(Dataset excerpts)
- - -
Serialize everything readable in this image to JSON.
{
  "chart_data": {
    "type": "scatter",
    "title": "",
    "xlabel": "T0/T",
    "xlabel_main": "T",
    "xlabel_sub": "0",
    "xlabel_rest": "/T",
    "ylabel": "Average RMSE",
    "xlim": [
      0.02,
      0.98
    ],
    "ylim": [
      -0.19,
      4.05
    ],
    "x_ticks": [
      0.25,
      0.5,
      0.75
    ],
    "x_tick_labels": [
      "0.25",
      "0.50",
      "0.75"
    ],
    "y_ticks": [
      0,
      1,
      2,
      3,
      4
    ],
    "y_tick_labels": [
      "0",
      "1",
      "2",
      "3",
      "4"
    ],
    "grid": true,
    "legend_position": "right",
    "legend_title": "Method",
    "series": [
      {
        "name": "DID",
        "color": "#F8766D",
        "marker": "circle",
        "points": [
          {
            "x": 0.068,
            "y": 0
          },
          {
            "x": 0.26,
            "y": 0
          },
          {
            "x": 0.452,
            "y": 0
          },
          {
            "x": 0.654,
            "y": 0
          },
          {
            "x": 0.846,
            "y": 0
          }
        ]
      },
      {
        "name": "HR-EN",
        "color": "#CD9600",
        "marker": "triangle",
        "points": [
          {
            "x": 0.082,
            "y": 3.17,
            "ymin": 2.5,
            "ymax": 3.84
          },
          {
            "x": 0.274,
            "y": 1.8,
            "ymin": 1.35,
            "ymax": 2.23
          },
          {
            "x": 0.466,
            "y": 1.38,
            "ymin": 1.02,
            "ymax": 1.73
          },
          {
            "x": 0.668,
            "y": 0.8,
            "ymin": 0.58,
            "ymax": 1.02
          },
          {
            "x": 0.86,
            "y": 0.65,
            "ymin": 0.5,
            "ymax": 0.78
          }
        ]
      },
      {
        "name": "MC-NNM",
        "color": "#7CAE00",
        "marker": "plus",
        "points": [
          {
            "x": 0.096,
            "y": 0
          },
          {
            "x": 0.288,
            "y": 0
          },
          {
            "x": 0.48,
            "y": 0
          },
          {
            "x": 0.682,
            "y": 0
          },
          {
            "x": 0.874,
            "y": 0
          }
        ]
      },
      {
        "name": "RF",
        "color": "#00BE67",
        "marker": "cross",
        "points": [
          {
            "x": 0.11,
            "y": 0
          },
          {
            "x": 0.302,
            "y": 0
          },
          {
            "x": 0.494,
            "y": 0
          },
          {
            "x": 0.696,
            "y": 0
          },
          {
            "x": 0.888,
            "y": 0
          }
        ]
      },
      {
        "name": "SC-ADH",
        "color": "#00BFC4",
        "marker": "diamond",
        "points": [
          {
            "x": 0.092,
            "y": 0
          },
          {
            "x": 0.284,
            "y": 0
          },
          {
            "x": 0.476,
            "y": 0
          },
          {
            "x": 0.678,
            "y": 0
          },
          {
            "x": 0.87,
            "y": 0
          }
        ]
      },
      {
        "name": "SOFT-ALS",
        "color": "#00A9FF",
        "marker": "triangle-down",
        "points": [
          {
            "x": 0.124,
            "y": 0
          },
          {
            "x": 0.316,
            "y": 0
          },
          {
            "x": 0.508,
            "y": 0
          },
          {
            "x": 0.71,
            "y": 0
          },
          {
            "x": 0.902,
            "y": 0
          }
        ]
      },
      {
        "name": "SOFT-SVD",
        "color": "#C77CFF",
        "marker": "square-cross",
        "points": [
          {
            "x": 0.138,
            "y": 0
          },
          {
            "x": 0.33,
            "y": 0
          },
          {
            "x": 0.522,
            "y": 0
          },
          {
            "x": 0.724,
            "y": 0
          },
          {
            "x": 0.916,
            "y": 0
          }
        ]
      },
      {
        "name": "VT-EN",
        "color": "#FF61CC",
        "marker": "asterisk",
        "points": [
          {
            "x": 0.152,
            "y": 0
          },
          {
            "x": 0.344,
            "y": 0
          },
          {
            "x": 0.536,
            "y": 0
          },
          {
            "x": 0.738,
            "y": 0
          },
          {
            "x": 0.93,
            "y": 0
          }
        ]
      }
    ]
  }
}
- - -
Word for word, quote all of the data above.

Serialize everything readable in this image to JSON.
{
  "chart_data": {
    "type": "scatter",
    "title": "",
    "xlabel": "T0/T",
    "xlabel_main": "T",
    "xlabel_sub": "0",
    "xlabel_rest": "/T",
    "ylabel": "Average RMSE",
    "xlim": [
      0.02,
      0.98
    ],
    "ylim": [
      -0.19,
      4.05
    ],
    "x_ticks": [
      0.25,
      0.5,
      0.75
    ],
    "x_tick_labels": [
      "0.25",
      "0.50",
      "0.75"
    ],
    "y_ticks": [
      0,
      1,
      2,
      3,
      4
    ],
    "y_tick_labels": [
      "0",
      "1",
      "2",
      "3",
      "4"
    ],
    "grid": true,
    "legend_position": "right",
    "legend_title": "Method",
    "series": [
      {
        "name": "DID",
        "color": "#F8766D",
        "marker": "circle",
        "points": [
          {
            "x": 0.068,
            "y": 0
          },
          {
            "x": 0.26,
            "y": 0
          },
          {
            "x": 0.452,
            "y": 0
          },
          {
            "x": 0.654,
            "y": 0
          },
          {
            "x": 0.846,
            "y": 0
          }
        ]
      },
      {
        "name": "HR-EN",
        "color": "#CD9600",
        "marker": "triangle",
        "points": [
          {
            "x": 0.082,
            "y": 3.17,
            "ymin": 2.5,
            "ymax": 3.84
          },
          {
            "x": 0.274,
            "y": 1.8,
            "ymin": 1.35,
            "ymax": 2.23
          },
          {
            "x": 0.466,
            "y": 1.38,
            "ymin": 1.02,
            "ymax": 1.73
          },
          {
            "x": 0.668,
            "y": 0.8,
            "ymin": 0.58,
            "ymax": 1.02
          },
          {
            "x": 0.86,
            "y": 0.65,
            "ymin": 0.5,
            "ymax": 0.78
          }
        ]
      },
      {
        "name": "MC-NNM",
        "color": "#7CAE00",
        "marker": "plus",
        "points": [
          {
            "x": 0.096,
            "y": 0
          },
          {
            "x": 0.288,
            "y": 0
          },
          {
            "x": 0.48,
            "y": 0
          },
          {
            "x": 0.682,
            "y": 0
          },
          {
            "x": 0.874,
            "y": 0
          }
        ]
      },
      {
        "name": "RF",
        "color": "#00BE67",
        "marker": "cross",
        "points": [
          {
            "x": 0.11,
            "y": 0
          },
          {
            "x": 0.302,
            "y": 0
          },
          {
            "x": 0.494,
            "y": 0
          },
          {
            "x": 0.696,
            "y": 0
          },
          {
            "x": 0.888,
            "y": 0
          }
        ]
      },
      {
        "name": "SC-ADH",
        "color": "#00BFC4",
        "marker": "diamond",
        "points": [
          {
            "x": 0.092,
            "y": 0
          },
          {
            "x": 0.284,
            "y": 0
          },
          {
            "x": 0.476,
            "y": 0
          },
          {
            "x": 0.678,
            "y": 0
          },
          {
            "x": 0.87,
            "y": 0
          }
        ]
      },
      {
        "name": "SOFT-ALS",
        "color": "#00A9FF",
        "marker": "triangle-down",
        "points": [
          {
            "x": 0.124,
            "y": 0
          },
          {
            "x": 0.316,
            "y": 0
          },
          {
            "x": 0.508,
            "y": 0
          },
          {
            "x": 0.71,
            "y": 0
          },
          {
            "x": 0.902,
            "y": 0
          }
        ]
      },
      {
        "name": "SOFT-SVD",
        "color": "#C77CFF",
        "marker": "square-cross",
        "points": [
          {
            "x": 0.138,
            "y": 0
          },
          {
            "x": 0.33,
            "y": 0
          },
          {
            "x": 0.522,
            "y": 0
          },
          {
            "x": 0.724,
            "y": 0
          },
          {
            "x": 0.916,
            "y": 0
          }
        ]
      },
      {
        "name": "VT-EN",
        "color": "#FF61CC",
        "marker": "asterisk",
        "points": [
          {
            "x": 0.152,
            "y": 0
          },
          {
            "x": 0.344,
            "y": 0
          },
          {
            "x": 0.536,
            "y": 0
          },
          {
            "x": 0.738,
            "y": 0
          },
          {
            "x": 0.93,
            "y": 0
          }
        ]
      }
    ]
  }
}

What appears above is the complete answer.